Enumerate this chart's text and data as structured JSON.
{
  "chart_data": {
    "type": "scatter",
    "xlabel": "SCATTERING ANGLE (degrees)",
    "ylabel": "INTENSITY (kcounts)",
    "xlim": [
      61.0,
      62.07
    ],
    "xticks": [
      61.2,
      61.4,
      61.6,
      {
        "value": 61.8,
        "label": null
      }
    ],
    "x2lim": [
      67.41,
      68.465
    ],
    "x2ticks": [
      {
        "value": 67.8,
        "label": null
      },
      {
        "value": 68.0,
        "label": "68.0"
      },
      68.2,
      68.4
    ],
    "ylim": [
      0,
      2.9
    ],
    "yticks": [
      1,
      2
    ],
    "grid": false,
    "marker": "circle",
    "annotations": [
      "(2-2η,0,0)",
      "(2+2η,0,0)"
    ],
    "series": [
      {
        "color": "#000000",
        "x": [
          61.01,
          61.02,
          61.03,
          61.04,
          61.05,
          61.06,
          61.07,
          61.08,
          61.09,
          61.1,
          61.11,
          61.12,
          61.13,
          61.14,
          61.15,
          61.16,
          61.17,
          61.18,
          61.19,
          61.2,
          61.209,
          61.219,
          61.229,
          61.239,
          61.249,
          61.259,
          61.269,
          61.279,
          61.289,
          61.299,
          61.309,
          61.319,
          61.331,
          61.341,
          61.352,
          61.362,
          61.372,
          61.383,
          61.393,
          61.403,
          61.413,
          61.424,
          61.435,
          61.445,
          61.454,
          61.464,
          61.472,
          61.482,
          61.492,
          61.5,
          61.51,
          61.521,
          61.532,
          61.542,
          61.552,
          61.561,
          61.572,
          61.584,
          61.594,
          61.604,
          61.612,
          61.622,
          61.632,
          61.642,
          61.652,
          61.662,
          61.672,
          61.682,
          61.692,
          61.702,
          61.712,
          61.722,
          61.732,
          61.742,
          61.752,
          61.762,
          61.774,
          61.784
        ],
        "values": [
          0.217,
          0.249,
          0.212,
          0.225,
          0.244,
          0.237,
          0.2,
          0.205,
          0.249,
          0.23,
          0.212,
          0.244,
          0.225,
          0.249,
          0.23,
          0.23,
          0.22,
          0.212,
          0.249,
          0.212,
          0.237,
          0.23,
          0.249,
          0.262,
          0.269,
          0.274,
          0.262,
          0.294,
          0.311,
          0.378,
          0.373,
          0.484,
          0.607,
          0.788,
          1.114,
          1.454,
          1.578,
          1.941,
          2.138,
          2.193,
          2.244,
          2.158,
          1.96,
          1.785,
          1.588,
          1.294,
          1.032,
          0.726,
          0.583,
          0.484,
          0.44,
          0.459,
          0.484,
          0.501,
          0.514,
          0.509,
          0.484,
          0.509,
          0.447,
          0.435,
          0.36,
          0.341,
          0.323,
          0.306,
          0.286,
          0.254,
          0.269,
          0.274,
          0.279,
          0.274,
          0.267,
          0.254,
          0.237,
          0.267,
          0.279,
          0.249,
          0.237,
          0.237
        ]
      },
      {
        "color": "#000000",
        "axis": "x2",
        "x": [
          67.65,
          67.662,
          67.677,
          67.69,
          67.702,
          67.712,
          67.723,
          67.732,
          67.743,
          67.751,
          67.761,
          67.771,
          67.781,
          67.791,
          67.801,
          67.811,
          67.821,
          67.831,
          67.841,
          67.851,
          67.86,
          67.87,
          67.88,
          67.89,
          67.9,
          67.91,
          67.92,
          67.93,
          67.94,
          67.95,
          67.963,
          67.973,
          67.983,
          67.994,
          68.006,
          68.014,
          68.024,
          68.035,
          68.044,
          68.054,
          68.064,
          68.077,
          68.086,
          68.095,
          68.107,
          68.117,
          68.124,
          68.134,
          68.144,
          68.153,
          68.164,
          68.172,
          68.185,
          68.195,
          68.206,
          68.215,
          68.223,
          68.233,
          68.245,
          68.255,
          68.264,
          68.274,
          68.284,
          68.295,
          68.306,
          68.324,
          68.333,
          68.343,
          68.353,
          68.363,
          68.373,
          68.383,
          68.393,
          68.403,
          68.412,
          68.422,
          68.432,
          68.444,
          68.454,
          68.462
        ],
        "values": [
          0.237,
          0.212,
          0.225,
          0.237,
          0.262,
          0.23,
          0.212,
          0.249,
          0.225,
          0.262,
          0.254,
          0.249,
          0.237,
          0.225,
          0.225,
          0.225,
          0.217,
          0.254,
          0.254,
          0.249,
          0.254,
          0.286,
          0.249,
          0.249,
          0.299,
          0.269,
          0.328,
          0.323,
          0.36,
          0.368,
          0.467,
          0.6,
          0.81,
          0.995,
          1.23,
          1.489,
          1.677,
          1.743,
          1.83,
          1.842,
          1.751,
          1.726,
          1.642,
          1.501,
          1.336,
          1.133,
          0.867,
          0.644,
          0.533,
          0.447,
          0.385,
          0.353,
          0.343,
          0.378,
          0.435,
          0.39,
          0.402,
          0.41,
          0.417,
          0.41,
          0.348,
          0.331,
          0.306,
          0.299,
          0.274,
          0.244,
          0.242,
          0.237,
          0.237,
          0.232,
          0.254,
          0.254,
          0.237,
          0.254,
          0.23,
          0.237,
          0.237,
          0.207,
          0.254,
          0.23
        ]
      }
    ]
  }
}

|---|

**SHORT PROBLEM**
All the data must be duplicated exactly, with nothing added or removed.

**SOLUTION FOR THIS PROBLEM**
Enumerate this chart's text and data as structured JSON.
{
  "chart_data": {
    "type": "scatter",
    "xlabel": "SCATTERING ANGLE (degrees)",
    "ylabel": "INTENSITY (kcounts)",
    "xlim": [
      61.0,
      62.07
    ],
    "xticks": [
      61.2,
      61.4,
      61.6,
      {
        "value": 61.8,
        "label": null
      }
    ],
    "x2lim": [
      67.41,
      68.465
    ],
    "x2ticks": [
      {
        "value": 67.8,
        "label": null
      },
      {
        "value": 68.0,
        "label": "68.0"
      },
      68.2,
      68.4
    ],
    "ylim": [
      0,
      2.9
    ],
    "yticks": [
      1,
      2
    ],
    "grid": false,
    "marker": "circle",
    "annotations": [
      "(2-2η,0,0)",
      "(2+2η,0,0)"
    ],
    "series": [
      {
        "color": "#000000",
        "x": [
          61.01,
          61.02,
          61.03,
          61.04,
          61.05,
          61.06,
          61.07,
          61.08,
          61.09,
          61.1,
          61.11,
          61.12,
          61.13,
          61.14,
          61.15,
          61.16,
          61.17,
          61.18,
          61.19,
          61.2,
          61.209,
          61.219,
          61.229,
          61.239,
          61.249,
          61.259,
          61.269,
          61.279,
          61.289,
          61.299,
          61.309,
          61.319,
          61.331,
          61.341,
          61.352,
          61.362,
          61.372,
          61.383,
          61.393,
          61.403,
          61.413,
          61.424,
          61.435,
          61.445,
          61.454,
          61.464,
          61.472,
          61.482,
          61.492,
          61.5,
          61.51,
          61.521,
          61.532,
          61.542,
          61.552,
          61.561,
          61.572,
          61.584,
          61.594,
          61.604,
          61.612,
          61.622,
          61.632,
          61.642,
          61.652,
          61.662,
          61.672,
          61.682,
          61.692,
          61.702,
          61.712,
          61.722,
          61.732,
          61.742,
          61.752,
          61.762,
          61.774,
          61.784
        ],
        "values": [
          0.217,
          0.249,
          0.212,
          0.225,
          0.244,
          0.237,
          0.2,
          0.205,
          0.249,
          0.23,
          0.212,
          0.244,
          0.225,
          0.249,
          0.23,
          0.23,
          0.22,
          0.212,
          0.249,
          0.212,
          0.237,
          0.23,
          0.249,
          0.262,
          0.269,
          0.274,
          0.262,
          0.294,
          0.311,
          0.378,
          0.373,
          0.484,
          0.607,
          0.788,
          1.114,
          1.454,
          1.578,
          1.941,
          2.138,
          2.193,
          2.244,
          2.158,
          1.96,
          1.785,
          1.588,
          1.294,
          1.032,
          0.726,
          0.583,
          0.484,
          0.44,
          0.459,
          0.484,
          0.501,
          0.514,
          0.509,
          0.484,
          0.509,
          0.447,
          0.435,
          0.36,
          0.341,
          0.323,
          0.306,
          0.286,
          0.254,
          0.269,
          0.274,
          0.279,
          0.274,
          0.267,
          0.254,
          0.237,
          0.267,
          0.279,
          0.249,
          0.237,
          0.237
        ]
      },
      {
        "color": "#000000",
        "axis": "x2",
        "x": [
          67.65,
          67.662,
          67.677,
          67.69,
          67.702,
          67.712,
          67.723,
          67.732,
          67.743,
          67.751,
          67.761,
          67.771,
          67.781,
          67.791,
          67.801,
          67.811,
          67.821,
          67.831,
          67.841,
          67.851,
          67.86,
          67.87,
          67.88,
          67.89,
          67.9,
          67.91,
          67.92,
          67.93,
          67.94,
          67.95,
          67.963,
          67.973,
          67.983,
          67.994,
          68.006,
          68.014,
          68.024,
          68.035,
          68.044,
          68.054,
          68.064,
          68.077,
          68.086,
          68.095,
          68.107,
          68.117,
          68.124,
          68.134,
          68.144,
          68.153,
          68.164,
          68.172,
          68.185,
          68.195,
          68.206,
          68.215,
          68.223,
          68.233,
          68.245,
          68.255,
          68.264,
          68.274,
          68.284,
          68.295,
          68.306,
          68.324,
          68.333,
          68.343,
          68.353,
          68.363,
          68.373,
          68.383,
          68.393,
          68.403,
          68.412,
          68.422,
          68.432,
          68.444,
          68.454,
          68.462
        ],
        "values": [
          0.237,
          0.212,
          0.225,
          0.237,
          0.262,
          0.23,
          0.212,
          0.249,
          0.225,
          0.262,
          0.254,
          0.249,
          0.237,
          0.225,
          0.225,
          0.225,
          0.217,
          0.254,
          0.254,
          0.249,
          0.254,
          0.286,
          0.249,
          0.249,
          0.299,
          0.269,
          0.328,
          0.323,
          0.36,
          0.368,
          0.467,
          0.6,
          0.81,
          0.995,
          1.23,
          1.489,
          1.677,
          1.743,
          1.83,
          1.842,
          1.751,
          1.726,
          1.642,
          1.501,
          1.336,
          1.133,
          0.867,
          0.644,
          0.533,
          0.447,
          0.385,
          0.353,
          0.343,
          0.378,
          0.435,
          0.39,
          0.402,
          0.41,
          0.417,
          0.41,
          0.348,
          0.331,
          0.306,
          0.299,
          0.274,
          0.244,
          0.242,
          0.237,
          0.237,
          0.232,
          0.254,
          0.254,
          0.237,
          0.254,
          0.23,
          0.237,
          0.237,
          0.207,
          0.254,
          0.23
        ]
      }
    ]
  }
}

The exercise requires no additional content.